▸ Do this
Filter the data for lines with the word "长三角区域", then copy every line so identified.

▸ Data provided
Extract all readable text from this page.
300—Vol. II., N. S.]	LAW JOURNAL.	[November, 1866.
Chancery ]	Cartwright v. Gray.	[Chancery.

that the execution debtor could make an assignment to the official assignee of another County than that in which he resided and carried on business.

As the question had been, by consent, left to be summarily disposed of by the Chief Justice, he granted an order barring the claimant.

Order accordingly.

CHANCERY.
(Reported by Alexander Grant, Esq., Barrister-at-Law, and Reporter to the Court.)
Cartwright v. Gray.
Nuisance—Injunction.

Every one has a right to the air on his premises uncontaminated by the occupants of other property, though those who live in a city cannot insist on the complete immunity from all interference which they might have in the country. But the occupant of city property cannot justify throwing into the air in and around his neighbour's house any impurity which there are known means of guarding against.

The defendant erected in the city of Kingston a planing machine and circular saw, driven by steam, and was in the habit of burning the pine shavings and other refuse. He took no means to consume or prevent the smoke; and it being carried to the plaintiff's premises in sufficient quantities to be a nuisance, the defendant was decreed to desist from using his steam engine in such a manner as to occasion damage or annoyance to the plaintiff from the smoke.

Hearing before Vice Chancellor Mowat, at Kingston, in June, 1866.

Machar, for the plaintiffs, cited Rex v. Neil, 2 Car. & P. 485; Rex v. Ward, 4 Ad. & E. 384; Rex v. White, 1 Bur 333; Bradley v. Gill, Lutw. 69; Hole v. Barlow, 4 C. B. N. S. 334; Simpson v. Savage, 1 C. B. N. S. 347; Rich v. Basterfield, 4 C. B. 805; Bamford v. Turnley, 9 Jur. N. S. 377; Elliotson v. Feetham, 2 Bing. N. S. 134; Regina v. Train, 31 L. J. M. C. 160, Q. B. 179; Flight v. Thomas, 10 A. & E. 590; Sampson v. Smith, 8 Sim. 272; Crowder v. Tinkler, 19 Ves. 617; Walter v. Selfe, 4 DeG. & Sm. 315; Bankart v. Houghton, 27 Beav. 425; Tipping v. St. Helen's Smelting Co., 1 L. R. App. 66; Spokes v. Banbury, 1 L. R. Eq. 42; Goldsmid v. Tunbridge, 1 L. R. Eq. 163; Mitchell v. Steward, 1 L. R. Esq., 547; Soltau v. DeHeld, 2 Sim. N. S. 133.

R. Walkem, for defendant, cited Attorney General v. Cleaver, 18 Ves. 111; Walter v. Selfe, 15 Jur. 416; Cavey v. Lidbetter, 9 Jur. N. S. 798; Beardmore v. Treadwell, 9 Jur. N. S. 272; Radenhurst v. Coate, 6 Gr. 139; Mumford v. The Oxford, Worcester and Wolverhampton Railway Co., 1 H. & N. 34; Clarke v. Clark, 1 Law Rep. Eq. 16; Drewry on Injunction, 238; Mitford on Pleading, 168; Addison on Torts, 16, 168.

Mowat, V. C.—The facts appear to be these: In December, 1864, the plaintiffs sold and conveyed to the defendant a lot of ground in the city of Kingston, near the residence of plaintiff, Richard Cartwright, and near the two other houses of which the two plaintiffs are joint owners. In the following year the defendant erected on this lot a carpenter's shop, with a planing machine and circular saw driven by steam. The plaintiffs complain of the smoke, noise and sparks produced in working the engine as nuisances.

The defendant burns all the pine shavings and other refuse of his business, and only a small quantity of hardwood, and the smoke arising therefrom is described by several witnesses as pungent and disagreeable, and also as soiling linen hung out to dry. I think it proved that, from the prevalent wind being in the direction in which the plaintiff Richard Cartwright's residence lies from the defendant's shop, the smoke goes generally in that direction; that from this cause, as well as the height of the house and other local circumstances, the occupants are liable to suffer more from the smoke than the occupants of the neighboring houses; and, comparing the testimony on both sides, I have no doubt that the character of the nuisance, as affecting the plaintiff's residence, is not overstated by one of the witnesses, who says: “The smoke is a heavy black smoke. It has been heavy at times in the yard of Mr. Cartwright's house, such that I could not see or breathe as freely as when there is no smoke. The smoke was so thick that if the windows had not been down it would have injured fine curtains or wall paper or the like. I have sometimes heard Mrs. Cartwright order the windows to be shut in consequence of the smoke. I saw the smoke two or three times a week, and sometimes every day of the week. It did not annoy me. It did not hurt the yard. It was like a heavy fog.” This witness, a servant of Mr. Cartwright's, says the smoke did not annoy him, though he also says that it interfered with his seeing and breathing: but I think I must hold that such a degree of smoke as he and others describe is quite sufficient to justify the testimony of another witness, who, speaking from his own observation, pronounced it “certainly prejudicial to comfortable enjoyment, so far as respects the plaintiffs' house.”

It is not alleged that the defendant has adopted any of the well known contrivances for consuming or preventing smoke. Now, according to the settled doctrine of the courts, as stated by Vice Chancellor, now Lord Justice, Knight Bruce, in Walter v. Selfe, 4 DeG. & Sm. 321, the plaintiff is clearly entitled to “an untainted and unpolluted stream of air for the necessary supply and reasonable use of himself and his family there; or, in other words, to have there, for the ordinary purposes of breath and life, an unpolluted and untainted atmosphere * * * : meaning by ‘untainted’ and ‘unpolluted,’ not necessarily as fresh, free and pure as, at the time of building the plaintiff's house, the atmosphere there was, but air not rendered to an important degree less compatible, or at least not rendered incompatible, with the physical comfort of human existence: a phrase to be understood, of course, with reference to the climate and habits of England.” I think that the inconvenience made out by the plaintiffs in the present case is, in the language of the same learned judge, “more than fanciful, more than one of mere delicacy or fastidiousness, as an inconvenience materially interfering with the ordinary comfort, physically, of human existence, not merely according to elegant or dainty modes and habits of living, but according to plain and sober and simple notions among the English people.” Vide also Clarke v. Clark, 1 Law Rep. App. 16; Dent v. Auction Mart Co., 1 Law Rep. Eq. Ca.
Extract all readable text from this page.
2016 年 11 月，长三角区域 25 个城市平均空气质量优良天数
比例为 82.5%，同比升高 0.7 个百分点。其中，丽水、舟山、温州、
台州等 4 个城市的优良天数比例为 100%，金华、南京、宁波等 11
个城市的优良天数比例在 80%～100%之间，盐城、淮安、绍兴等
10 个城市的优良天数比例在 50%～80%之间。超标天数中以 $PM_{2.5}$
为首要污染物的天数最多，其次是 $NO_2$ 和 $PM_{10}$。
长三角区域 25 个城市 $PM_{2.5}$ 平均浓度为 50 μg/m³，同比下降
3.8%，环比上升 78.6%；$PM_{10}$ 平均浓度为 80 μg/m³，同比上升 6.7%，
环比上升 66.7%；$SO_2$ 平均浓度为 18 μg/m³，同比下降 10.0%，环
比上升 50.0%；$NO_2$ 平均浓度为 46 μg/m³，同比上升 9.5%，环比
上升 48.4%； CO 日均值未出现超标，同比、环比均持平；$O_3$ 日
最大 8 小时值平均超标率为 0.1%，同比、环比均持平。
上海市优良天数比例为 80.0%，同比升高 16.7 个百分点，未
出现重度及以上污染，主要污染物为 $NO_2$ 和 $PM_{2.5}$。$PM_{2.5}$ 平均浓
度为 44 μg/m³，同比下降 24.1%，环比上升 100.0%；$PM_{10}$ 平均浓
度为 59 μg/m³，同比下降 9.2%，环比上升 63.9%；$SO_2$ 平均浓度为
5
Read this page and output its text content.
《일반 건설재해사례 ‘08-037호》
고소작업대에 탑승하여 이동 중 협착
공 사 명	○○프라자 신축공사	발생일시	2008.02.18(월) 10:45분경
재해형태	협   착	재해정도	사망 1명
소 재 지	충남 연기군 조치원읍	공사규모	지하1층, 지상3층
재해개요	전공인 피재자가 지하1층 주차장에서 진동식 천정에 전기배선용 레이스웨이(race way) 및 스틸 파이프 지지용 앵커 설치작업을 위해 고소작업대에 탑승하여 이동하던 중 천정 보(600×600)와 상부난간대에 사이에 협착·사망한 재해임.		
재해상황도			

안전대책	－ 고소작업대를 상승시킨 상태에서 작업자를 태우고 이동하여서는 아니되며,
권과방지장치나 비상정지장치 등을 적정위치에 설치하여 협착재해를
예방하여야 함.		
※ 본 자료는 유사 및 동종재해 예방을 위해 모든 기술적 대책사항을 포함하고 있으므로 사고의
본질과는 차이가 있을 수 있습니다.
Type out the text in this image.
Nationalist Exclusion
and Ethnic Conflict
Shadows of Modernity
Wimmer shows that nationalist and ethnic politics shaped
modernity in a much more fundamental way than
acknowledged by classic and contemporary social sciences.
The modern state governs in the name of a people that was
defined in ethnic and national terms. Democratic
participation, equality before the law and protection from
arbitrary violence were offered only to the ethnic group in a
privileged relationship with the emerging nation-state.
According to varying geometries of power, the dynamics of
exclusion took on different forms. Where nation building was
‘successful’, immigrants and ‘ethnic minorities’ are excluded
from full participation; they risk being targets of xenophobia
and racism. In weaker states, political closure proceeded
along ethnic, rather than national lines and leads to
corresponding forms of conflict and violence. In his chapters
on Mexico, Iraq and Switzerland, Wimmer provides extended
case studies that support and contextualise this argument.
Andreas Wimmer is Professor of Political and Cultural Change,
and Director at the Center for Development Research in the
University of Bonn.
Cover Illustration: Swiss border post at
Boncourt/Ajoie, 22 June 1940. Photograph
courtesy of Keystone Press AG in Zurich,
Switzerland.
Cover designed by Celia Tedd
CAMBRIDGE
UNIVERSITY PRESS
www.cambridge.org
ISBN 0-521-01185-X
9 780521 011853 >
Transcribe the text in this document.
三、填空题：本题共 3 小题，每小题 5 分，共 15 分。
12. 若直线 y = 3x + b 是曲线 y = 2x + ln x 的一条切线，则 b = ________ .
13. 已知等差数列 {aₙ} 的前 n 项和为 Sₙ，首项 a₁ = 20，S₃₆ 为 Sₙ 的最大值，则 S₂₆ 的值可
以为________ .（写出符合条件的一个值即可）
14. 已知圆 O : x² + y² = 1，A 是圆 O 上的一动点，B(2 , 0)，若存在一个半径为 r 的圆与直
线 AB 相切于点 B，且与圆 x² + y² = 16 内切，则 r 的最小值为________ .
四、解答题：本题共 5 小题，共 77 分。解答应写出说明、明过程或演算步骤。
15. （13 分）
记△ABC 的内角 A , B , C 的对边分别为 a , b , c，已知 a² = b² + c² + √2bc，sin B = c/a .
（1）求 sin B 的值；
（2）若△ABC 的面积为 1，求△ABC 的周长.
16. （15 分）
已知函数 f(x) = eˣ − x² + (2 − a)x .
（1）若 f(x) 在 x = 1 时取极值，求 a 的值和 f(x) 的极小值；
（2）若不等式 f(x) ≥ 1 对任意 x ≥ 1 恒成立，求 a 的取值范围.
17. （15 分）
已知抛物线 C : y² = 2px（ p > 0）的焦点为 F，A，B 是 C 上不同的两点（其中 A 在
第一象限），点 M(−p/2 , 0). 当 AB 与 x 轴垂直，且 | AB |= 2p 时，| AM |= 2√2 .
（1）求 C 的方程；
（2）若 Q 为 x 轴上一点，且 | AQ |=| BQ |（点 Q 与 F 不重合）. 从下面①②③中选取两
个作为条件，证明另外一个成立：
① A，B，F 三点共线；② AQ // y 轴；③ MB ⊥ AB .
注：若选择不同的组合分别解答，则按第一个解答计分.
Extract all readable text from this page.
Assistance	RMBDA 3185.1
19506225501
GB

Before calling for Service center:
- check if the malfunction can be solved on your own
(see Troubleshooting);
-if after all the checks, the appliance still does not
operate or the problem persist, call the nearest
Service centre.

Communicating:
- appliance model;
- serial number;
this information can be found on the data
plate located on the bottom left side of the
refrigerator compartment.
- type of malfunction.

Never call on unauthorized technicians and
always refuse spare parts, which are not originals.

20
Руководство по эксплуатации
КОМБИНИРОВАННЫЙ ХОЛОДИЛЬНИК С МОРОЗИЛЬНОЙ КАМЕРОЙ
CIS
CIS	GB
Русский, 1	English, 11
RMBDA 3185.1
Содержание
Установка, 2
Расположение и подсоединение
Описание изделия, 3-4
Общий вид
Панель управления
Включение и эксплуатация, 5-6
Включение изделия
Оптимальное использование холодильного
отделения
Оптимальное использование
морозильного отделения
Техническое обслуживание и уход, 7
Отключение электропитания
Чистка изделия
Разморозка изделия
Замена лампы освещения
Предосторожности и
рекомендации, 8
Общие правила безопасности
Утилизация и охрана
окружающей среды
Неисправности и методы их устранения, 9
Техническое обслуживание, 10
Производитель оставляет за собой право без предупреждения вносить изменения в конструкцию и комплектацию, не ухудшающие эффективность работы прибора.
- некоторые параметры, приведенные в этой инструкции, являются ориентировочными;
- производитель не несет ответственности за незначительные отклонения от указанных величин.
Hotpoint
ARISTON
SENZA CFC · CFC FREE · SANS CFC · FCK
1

▸ Reply to the exercise
2016 年 11 月，长三角区域 25 个城市平均空气质量优良天数
长三角区域 25 个城市 $PM_{2.5}$ 平均浓度为 50 μg/m³，同比下降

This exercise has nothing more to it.